## start Supplied material

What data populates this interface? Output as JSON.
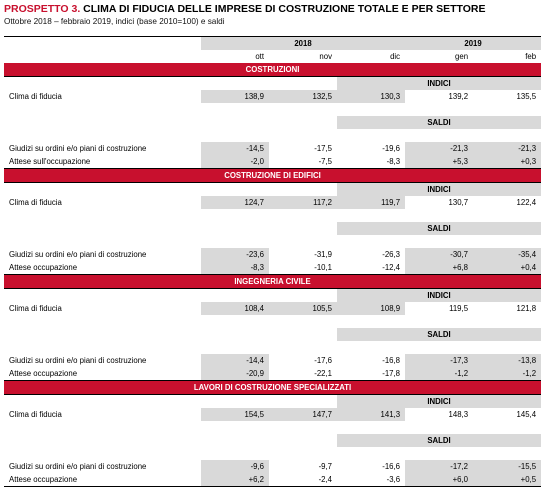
{
  "title_lead": "PROSPETTO 3.",
  "title_rest": " CLIMA DI FIDUCIA DELLE IMPRESE DI COSTRUZIONE TOTALE E PER SETTORE",
  "subtitle": "Ottobre 2018 – febbraio 2019, indici (base 2010=100) e saldi",
  "years": [
    {
      "label": "2018",
      "span": 3
    },
    {
      "label": "2019",
      "span": 2
    }
  ],
  "months": [
    "ott",
    "nov",
    "dic",
    "gen",
    "feb"
  ],
  "sections": [
    {
      "name": "COSTRUZIONI",
      "indici_label": "INDICI",
      "saldi_label": "SALDI",
      "indici": [
        {
          "label": "Clima di fiducia",
          "values": [
            "138,9",
            "132,5",
            "130,3",
            "139,2",
            "135,5"
          ]
        }
      ],
      "saldi": [
        {
          "label": "Giudizi su ordini e/o piani di costruzione",
          "values": [
            "-14,5",
            "-17,5",
            "-19,6",
            "-21,3",
            "-21,3"
          ]
        },
        {
          "label": "Attese sull'occupazione",
          "values": [
            "-2,0",
            "-7,5",
            "-8,3",
            "+5,3",
            "+0,3"
          ]
        }
      ]
    },
    {
      "name": "COSTRUZIONE DI EDIFICI",
      "indici_label": "INDICI",
      "saldi_label": "SALDI",
      "indici": [
        {
          "label": "Clima di fiducia",
          "values": [
            "124,7",
            "117,2",
            "119,7",
            "130,7",
            "122,4"
          ]
        }
      ],
      "saldi": [
        {
          "label": "Giudizi su ordini e/o piani di costruzione",
          "values": [
            "-23,6",
            "-31,9",
            "-26,3",
            "-30,7",
            "-35,4"
          ]
        },
        {
          "label": "Attese occupazione",
          "values": [
            "-8,3",
            "-10,1",
            "-12,4",
            "+6,8",
            "+0,4"
          ]
        }
      ]
    },
    {
      "name": "INGEGNERIA CIVILE",
      "indici_label": "INDICI",
      "saldi_label": "SALDI",
      "indici": [
        {
          "label": "Clima di fiducia",
          "values": [
            "108,4",
            "105,5",
            "108,9",
            "119,5",
            "121,8"
          ]
        }
      ],
      "saldi": [
        {
          "label": "Giudizi su ordini e/o piani di costruzione",
          "values": [
            "-14,4",
            "-17,6",
            "-16,8",
            "-17,3",
            "-13,8"
          ]
        },
        {
          "label": "Attese occupazione",
          "values": [
            "-20,9",
            "-22,1",
            "-17,8",
            "-1,2",
            "-1,2"
          ]
        }
      ]
    },
    {
      "name": "LAVORI DI COSTRUZIONE SPECIALIZZATI",
      "indici_label": "INDICI",
      "saldi_label": "SALDI",
      "indici": [
        {
          "label": "Clima di fiducia",
          "values": [
            "154,5",
            "147,7",
            "141,3",
            "148,3",
            "145,4"
          ]
        }
      ],
      "saldi": [
        {
          "label": "Giudizi su ordini e/o piani di costruzione",
          "values": [
            "-9,6",
            "-9,7",
            "-16,6",
            "-17,2",
            "-15,5"
          ]
        },
        {
          "label": "Attese occupazione",
          "values": [
            "+6,2",
            "-2,4",
            "-3,6",
            "+6,0",
            "+0,5"
          ]
        }
      ]
    }
  ]
}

## end Supplied material

> Work to do:
Reproduce every line precisely as given, omitting all pictures.

> Result:
What data populates this interface? Output as JSON.
{
  "title_lead": "PROSPETTO 3.",
  "title_rest": " CLIMA DI FIDUCIA DELLE IMPRESE DI COSTRUZIONE TOTALE E PER SETTORE",
  "subtitle": "Ottobre 2018 – febbraio 2019, indici (base 2010=100) e saldi",
  "years": [
    {
      "label": "2018",
      "span": 3
    },
    {
      "label": "2019",
      "span": 2
    }
  ],
  "months": [
    "ott",
    "nov",
    "dic",
    "gen",
    "feb"
  ],
  "sections": [
    {
      "name": "COSTRUZIONI",
      "indici_label": "INDICI",
      "saldi_label": "SALDI",
      "indici": [
        {
          "label": "Clima di fiducia",
          "values": [
            "138,9",
            "132,5",
            "130,3",
            "139,2",
            "135,5"
          ]
        }
      ],
      "saldi": [
        {
          "label": "Giudizi su ordini e/o piani di costruzione",
          "values": [
            "-14,5",
            "-17,5",
            "-19,6",
            "-21,3",
            "-21,3"
          ]
        },
        {
          "label": "Attese sull'occupazione",
          "values": [
            "-2,0",
            "-7,5",
            "-8,3",
            "+5,3",
            "+0,3"
          ]
        }
      ]
    },
    {
      "name": "COSTRUZIONE DI EDIFICI",
      "indici_label": "INDICI",
      "saldi_label": "SALDI",
      "indici": [
        {
          "label": "Clima di fiducia",
          "values": [
            "124,7",
            "117,2",
            "119,7",
            "130,7",
            "122,4"
          ]
        }
      ],
      "saldi": [
        {
          "label": "Giudizi su ordini e/o piani di costruzione",
          "values": [
            "-23,6",
            "-31,9",
            "-26,3",
            "-30,7",
            "-35,4"
          ]
        },
        {
          "label": "Attese occupazione",
          "values": [
            "-8,3",
            "-10,1",
            "-12,4",
            "+6,8",
            "+0,4"
          ]
        }
      ]
    },
    {
      "name": "INGEGNERIA CIVILE",
      "indici_label": "INDICI",
      "saldi_label": "SALDI",
      "indici": [
        {
          "label": "Clima di fiducia",
          "values": [
            "108,4",
            "105,5",
            "108,9",
            "119,5",
            "121,8"
          ]
        }
      ],
      "saldi": [
        {
          "label": "Giudizi su ordini e/o piani di costruzione",
          "values": [
            "-14,4",
            "-17,6",
            "-16,8",
            "-17,3",
            "-13,8"
          ]
        },
        {
          "label": "Attese occupazione",
          "values": [
            "-20,9",
            "-22,1",
            "-17,8",
            "-1,2",
            "-1,2"
          ]
        }
      ]
    },
    {
      "name": "LAVORI DI COSTRUZIONE SPECIALIZZATI",
      "indici_label": "INDICI",
      "saldi_label": "SALDI",
      "indici": [
        {
          "label": "Clima di fiducia",
          "values": [
            "154,5",
            "147,7",
            "141,3",
            "148,3",
            "145,4"
          ]
        }
      ],
      "saldi": [
        {
          "label": "Giudizi su ordini e/o piani di costruzione",
          "values": [
            "-9,6",
            "-9,7",
            "-16,6",
            "-17,2",
            "-15,5"
          ]
        },
        {
          "label": "Attese occupazione",
          "values": [
            "+6,2",
            "-2,4",
            "-3,6",
            "+6,0",
            "+0,5"
          ]
        }
      ]
    }
  ]
}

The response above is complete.